### Given request
Pictures are to be left out; otherwise, copy exactly the lines from the line containing "Transcribe the text in this document." through the end of the data.

++++++++++++++++++++

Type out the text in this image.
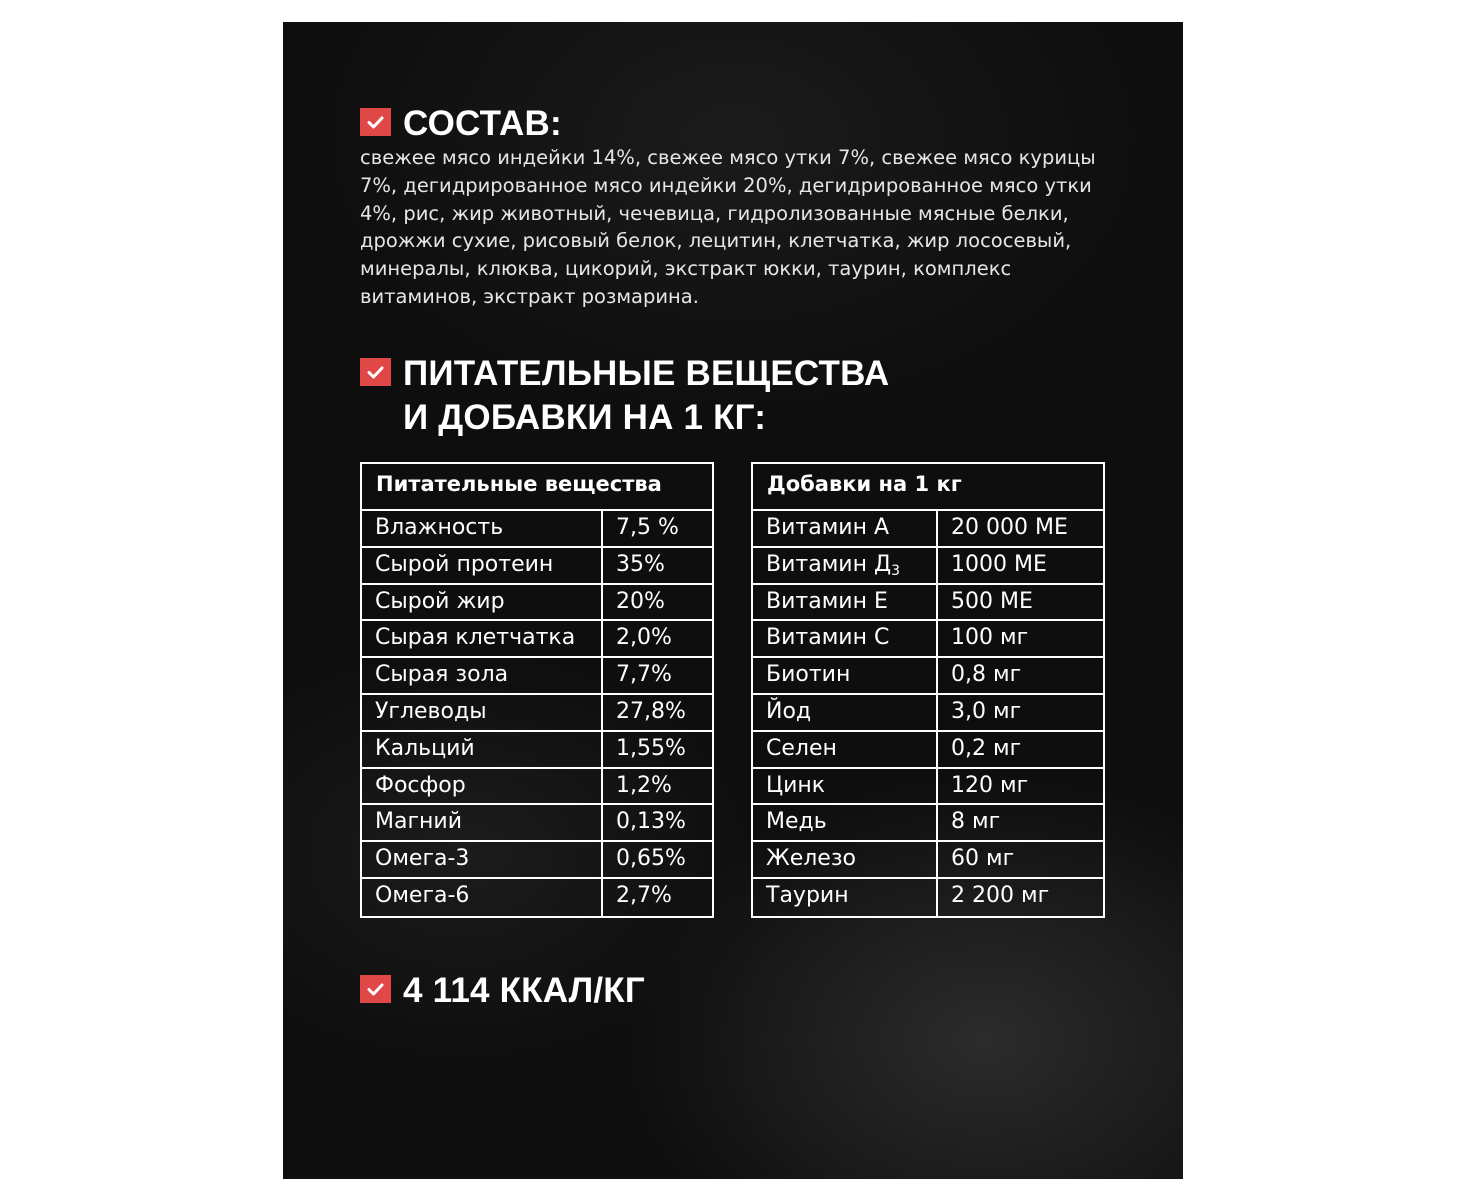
СОСТАВ:
свежее мясо индейки 14%, свежее мясо утки 7%, свежее мясо курицы 7%, дегидрированное мясо индейки 20%, дегидрированное мясо утки 4%, рис, жир животный, чечевица, гидролизованные мясные белки, дрожжи сухие, рисовый белок, лецитин, клетчатка, жир лососевый, минералы, клюква, цикорий, экстракт юкки, таурин, комплекс витаминов, экстракт розмарина.
ПИТАТЕЛЬНЫЕ ВЕЩЕСТВА
И ДОБАВКИ НА 1 КГ:
Питательные вещества
Влажность	7,5 %
Сырой протеин	35%
Сырой жир	20%
Сырая клетчатка	2,0%
Сырая зола	7,7%
Углеводы	27,8%
Кальций	1,55%
Фосфор	1,2%
Магний	0,13%
Омега-3	0,65%
Омега-6	2,7%
Добавки на 1 кг
Витамин А	20 000 МЕ
Витамин $Д_3$	1000 МЕ
Витамин Е	500 МЕ
Витамин С	100 мг
Биотин	0,8 мг
Йод	3,0 мг
Селен	0,2 мг
Цинк	120 мг
Медь	8 мг
Железо	60 мг
Таурин	2 200 мг
4 114 ККАЛ/КГ
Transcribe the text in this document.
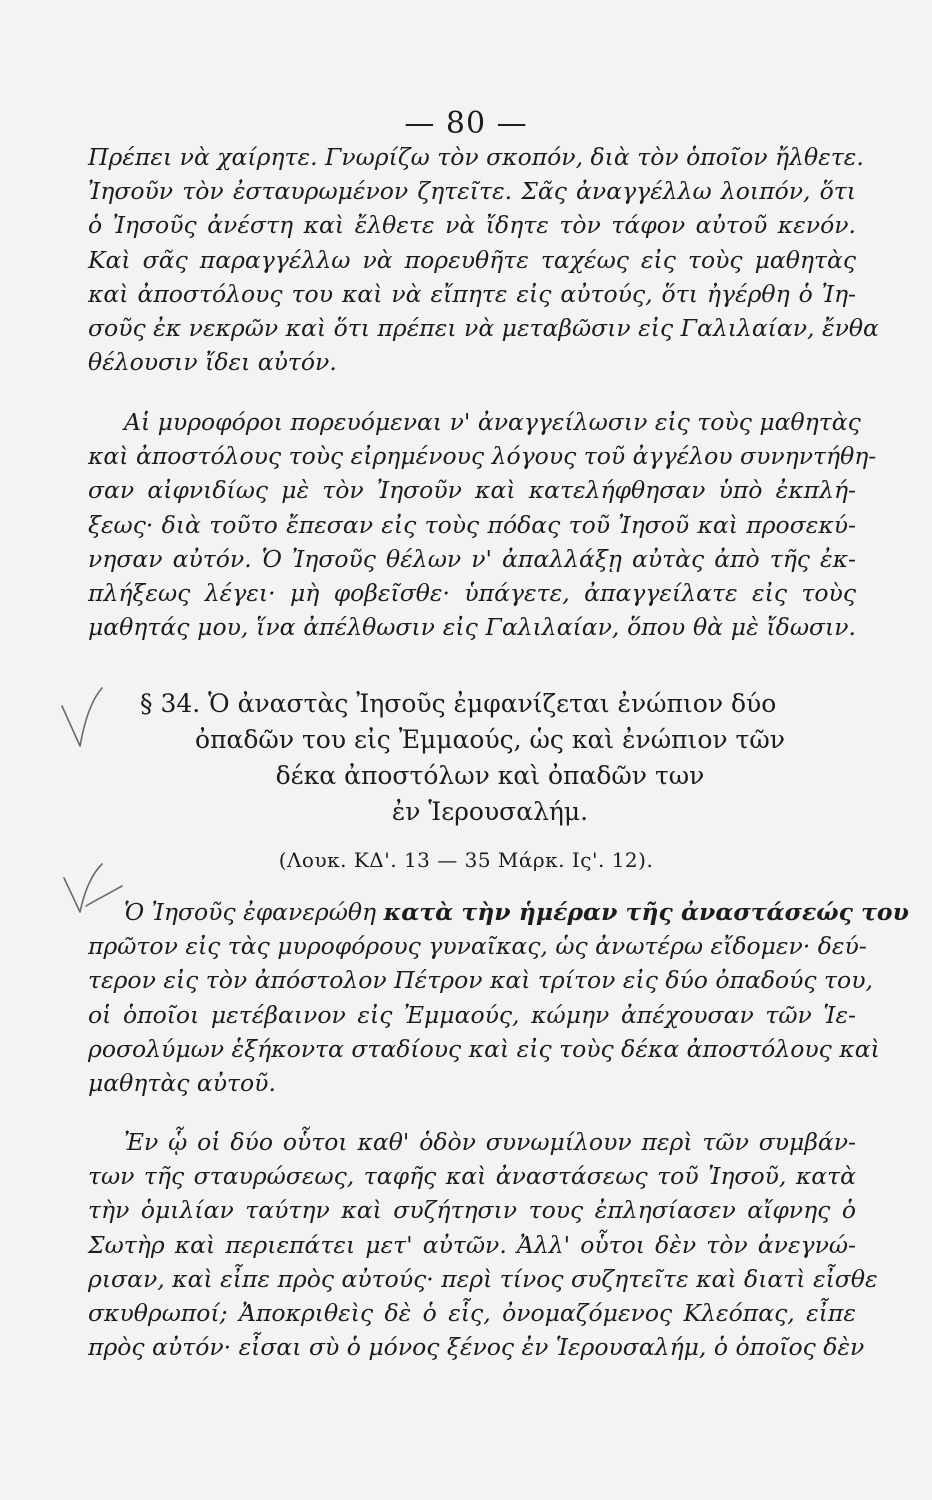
— 80 —
Πρέπει νὰ χαίρητε. Γνωρίζω τὸν σκοπόν, διὰ τὸν ὁποῖον ἤλθετε.
Ἰησοῦν τὸν ἐσταυρωμένον ζητεῖτε. Σᾶς ἀναγγέλλω λοιπόν, ὅτι
ὁ Ἰησοῦς ἀνέστη καὶ ἔλθετε νὰ ἴδητε τὸν τάφον αὐτοῦ κενόν.
Καὶ σᾶς παραγγέλλω νὰ πορευθῆτε ταχέως εἰς τοὺς μαθητὰς
καὶ ἀποστόλους του καὶ νὰ εἴπητε εἰς αὐτούς, ὅτι ἠγέρθη ὁ Ἰη-
σοῦς ἐκ νεκρῶν καὶ ὅτι πρέπει νὰ μεταβῶσιν εἰς Γαλιλαίαν, ἔνθα
θέλουσιν ἴδει αὐτόν.
Αἱ μυροφόροι πορευόμεναι ν' ἀναγγείλωσιν εἰς τοὺς μαθητὰς
καὶ ἀποστόλους τοὺς εἰρημένους λόγους τοῦ ἀγγέλου συνηντήθη-
σαν αἰφνιδίως μὲ τὸν Ἰησοῦν καὶ κατελήφθησαν ὑπὸ ἐκπλή-
ξεως· διὰ τοῦτο ἔπεσαν εἰς τοὺς πόδας τοῦ Ἰησοῦ καὶ προσεκύ-
νησαν αὐτόν. Ὁ Ἰησοῦς θέλων ν' ἀπαλλάξῃ αὐτὰς ἀπὸ τῆς ἐκ-
πλήξεως λέγει· μὴ φοβεῖσθε· ὑπάγετε, ἀπαγγείλατε εἰς τοὺς
μαθητάς μου, ἵνα ἀπέλθωσιν εἰς Γαλιλαίαν, ὅπου θὰ μὲ ἴδωσιν.
§ 34. Ὁ ἀναστὰς Ἰησοῦς ἐμφανίζεται ἐνώπιον δύο
ὀπαδῶν του εἰς Ἐμμαούς, ὡς καὶ ἐνώπιον τῶν
δέκα ἀποστόλων καὶ ὀπαδῶν των
ἐν Ἱερουσαλήμ.
(Λουκ. ΚΔ'. 13 — 35 Μάρκ. Ις'. 12).
Ὁ Ἰησοῦς ἐφανερώθη κατὰ τὴν ἡμέραν τῆς ἀναστάσεώς του
πρῶτον εἰς τὰς μυροφόρους γυναῖκας, ὡς ἀνωτέρω εἴδομεν· δεύ-
τερον εἰς τὸν ἀπόστολον Πέτρον καὶ τρίτον εἰς δύο ὀπαδούς του,
οἱ ὁποῖοι μετέβαινον εἰς Ἐμμαούς, κώμην ἀπέχουσαν τῶν Ἱε-
ροσολύμων ἑξήκοντα σταδίους καὶ εἰς τοὺς δέκα ἀποστόλους καὶ
μαθητὰς αὐτοῦ.
Ἐν ᾧ οἱ δύο οὗτοι καθ' ὁδὸν συνωμίλουν περὶ τῶν συμβάν-
των τῆς σταυρώσεως, ταφῆς καὶ ἀναστάσεως τοῦ Ἰησοῦ, κατὰ
τὴν ὁμιλίαν ταύτην καὶ συζήτησιν τους ἐπλησίασεν αἴφνης ὁ
Σωτὴρ καὶ περιεπάτει μετ' αὐτῶν. Ἀλλ' οὗτοι δὲν τὸν ἀνεγνώ-
ρισαν, καὶ εἶπε πρὸς αὐτούς· περὶ τίνος συζητεῖτε καὶ διατὶ εἶσθε
σκυθρωποί; Ἀποκριθεὶς δὲ ὁ εἷς, ὀνομαζόμενος Κλεόπας, εἶπε
πρὸς αὐτόν· εἶσαι σὺ ὁ μόνος ξένος ἐν Ἱερουσαλήμ, ὁ ὁποῖος δὲν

++++++++++++++++++++

### Result for this task
Transcribe the text in this document.
— 80 —
Πρέπει νὰ χαίρητε. Γνωρίζω τὸν σκοπόν, διὰ τὸν ὁποῖον ἤλθετε.
Ἰησοῦν τὸν ἐσταυρωμένον ζητεῖτε. Σᾶς ἀναγγέλλω λοιπόν, ὅτι
ὁ Ἰησοῦς ἀνέστη καὶ ἔλθετε νὰ ἴδητε τὸν τάφον αὐτοῦ κενόν.
Καὶ σᾶς παραγγέλλω νὰ πορευθῆτε ταχέως εἰς τοὺς μαθητὰς
καὶ ἀποστόλους του καὶ νὰ εἴπητε εἰς αὐτούς, ὅτι ἠγέρθη ὁ Ἰη-
σοῦς ἐκ νεκρῶν καὶ ὅτι πρέπει νὰ μεταβῶσιν εἰς Γαλιλαίαν, ἔνθα
θέλουσιν ἴδει αὐτόν.
Αἱ μυροφόροι πορευόμεναι ν' ἀναγγείλωσιν εἰς τοὺς μαθητὰς
καὶ ἀποστόλους τοὺς εἰρημένους λόγους τοῦ ἀγγέλου συνηντήθη-
σαν αἰφνιδίως μὲ τὸν Ἰησοῦν καὶ κατελήφθησαν ὑπὸ ἐκπλή-
ξεως· διὰ τοῦτο ἔπεσαν εἰς τοὺς πόδας τοῦ Ἰησοῦ καὶ προσεκύ-
νησαν αὐτόν. Ὁ Ἰησοῦς θέλων ν' ἀπαλλάξῃ αὐτὰς ἀπὸ τῆς ἐκ-
πλήξεως λέγει· μὴ φοβεῖσθε· ὑπάγετε, ἀπαγγείλατε εἰς τοὺς
μαθητάς μου, ἵνα ἀπέλθωσιν εἰς Γαλιλαίαν, ὅπου θὰ μὲ ἴδωσιν.
§ 34. Ὁ ἀναστὰς Ἰησοῦς ἐμφανίζεται ἐνώπιον δύο
ὀπαδῶν του εἰς Ἐμμαούς, ὡς καὶ ἐνώπιον τῶν
δέκα ἀποστόλων καὶ ὀπαδῶν των
ἐν Ἱερουσαλήμ.
(Λουκ. ΚΔ'. 13 — 35 Μάρκ. Ις'. 12).
Ὁ Ἰησοῦς ἐφανερώθη κατὰ τὴν ἡμέραν τῆς ἀναστάσεώς του
πρῶτον εἰς τὰς μυροφόρους γυναῖκας, ὡς ἀνωτέρω εἴδομεν· δεύ-
τερον εἰς τὸν ἀπόστολον Πέτρον καὶ τρίτον εἰς δύο ὀπαδούς του,
οἱ ὁποῖοι μετέβαινον εἰς Ἐμμαούς, κώμην ἀπέχουσαν τῶν Ἱε-
ροσολύμων ἑξήκοντα σταδίους καὶ εἰς τοὺς δέκα ἀποστόλους καὶ
μαθητὰς αὐτοῦ.
Ἐν ᾧ οἱ δύο οὗτοι καθ' ὁδὸν συνωμίλουν περὶ τῶν συμβάν-
των τῆς σταυρώσεως, ταφῆς καὶ ἀναστάσεως τοῦ Ἰησοῦ, κατὰ
τὴν ὁμιλίαν ταύτην καὶ συζήτησιν τους ἐπλησίασεν αἴφνης ὁ
Σωτὴρ καὶ περιεπάτει μετ' αὐτῶν. Ἀλλ' οὗτοι δὲν τὸν ἀνεγνώ-
ρισαν, καὶ εἶπε πρὸς αὐτούς· περὶ τίνος συζητεῖτε καὶ διατὶ εἶσθε
σκυθρωποί; Ἀποκριθεὶς δὲ ὁ εἷς, ὀνομαζόμενος Κλεόπας, εἶπε
πρὸς αὐτόν· εἶσαι σὺ ὁ μόνος ξένος ἐν Ἱερουσαλήμ, ὁ ὁποῖος δὲν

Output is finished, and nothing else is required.